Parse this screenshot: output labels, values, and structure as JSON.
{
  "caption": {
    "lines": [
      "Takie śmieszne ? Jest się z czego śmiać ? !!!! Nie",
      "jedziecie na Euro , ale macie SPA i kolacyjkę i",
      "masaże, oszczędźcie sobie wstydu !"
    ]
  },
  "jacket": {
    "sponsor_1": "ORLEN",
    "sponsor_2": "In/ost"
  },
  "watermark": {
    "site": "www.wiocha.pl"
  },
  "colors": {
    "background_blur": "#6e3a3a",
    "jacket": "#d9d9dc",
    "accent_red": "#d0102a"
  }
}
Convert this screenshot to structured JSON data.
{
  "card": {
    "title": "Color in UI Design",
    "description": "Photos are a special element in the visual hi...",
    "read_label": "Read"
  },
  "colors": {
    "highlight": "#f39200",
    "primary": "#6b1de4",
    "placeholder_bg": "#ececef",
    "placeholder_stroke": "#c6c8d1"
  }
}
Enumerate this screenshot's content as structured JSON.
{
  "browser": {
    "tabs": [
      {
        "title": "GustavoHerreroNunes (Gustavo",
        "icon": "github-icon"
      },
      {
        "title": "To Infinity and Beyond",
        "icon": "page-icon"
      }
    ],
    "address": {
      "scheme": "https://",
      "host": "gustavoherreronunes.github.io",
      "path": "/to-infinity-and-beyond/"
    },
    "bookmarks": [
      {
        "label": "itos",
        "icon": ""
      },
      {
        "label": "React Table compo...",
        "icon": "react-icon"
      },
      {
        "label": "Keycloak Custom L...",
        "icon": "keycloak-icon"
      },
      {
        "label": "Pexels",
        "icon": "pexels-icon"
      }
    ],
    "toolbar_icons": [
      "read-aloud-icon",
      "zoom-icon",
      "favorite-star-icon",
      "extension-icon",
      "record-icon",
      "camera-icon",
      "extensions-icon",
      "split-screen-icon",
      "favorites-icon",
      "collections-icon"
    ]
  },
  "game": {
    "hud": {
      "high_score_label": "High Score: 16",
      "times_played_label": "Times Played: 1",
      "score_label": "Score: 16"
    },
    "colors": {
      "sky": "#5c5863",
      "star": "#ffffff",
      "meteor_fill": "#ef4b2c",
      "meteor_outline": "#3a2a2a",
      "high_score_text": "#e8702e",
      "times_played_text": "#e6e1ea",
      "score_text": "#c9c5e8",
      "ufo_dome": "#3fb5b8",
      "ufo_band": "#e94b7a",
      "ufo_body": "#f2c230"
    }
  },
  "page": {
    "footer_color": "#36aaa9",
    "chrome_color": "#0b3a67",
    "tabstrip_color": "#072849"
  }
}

- PROBLEM STATEMENT
Select the lines in this material that hold the word "structured", leaving none out.

- ANSWER TO THIS TASK
Convert this screenshot to structured JSON data.
Enumerate this screenshot's content as structured JSON.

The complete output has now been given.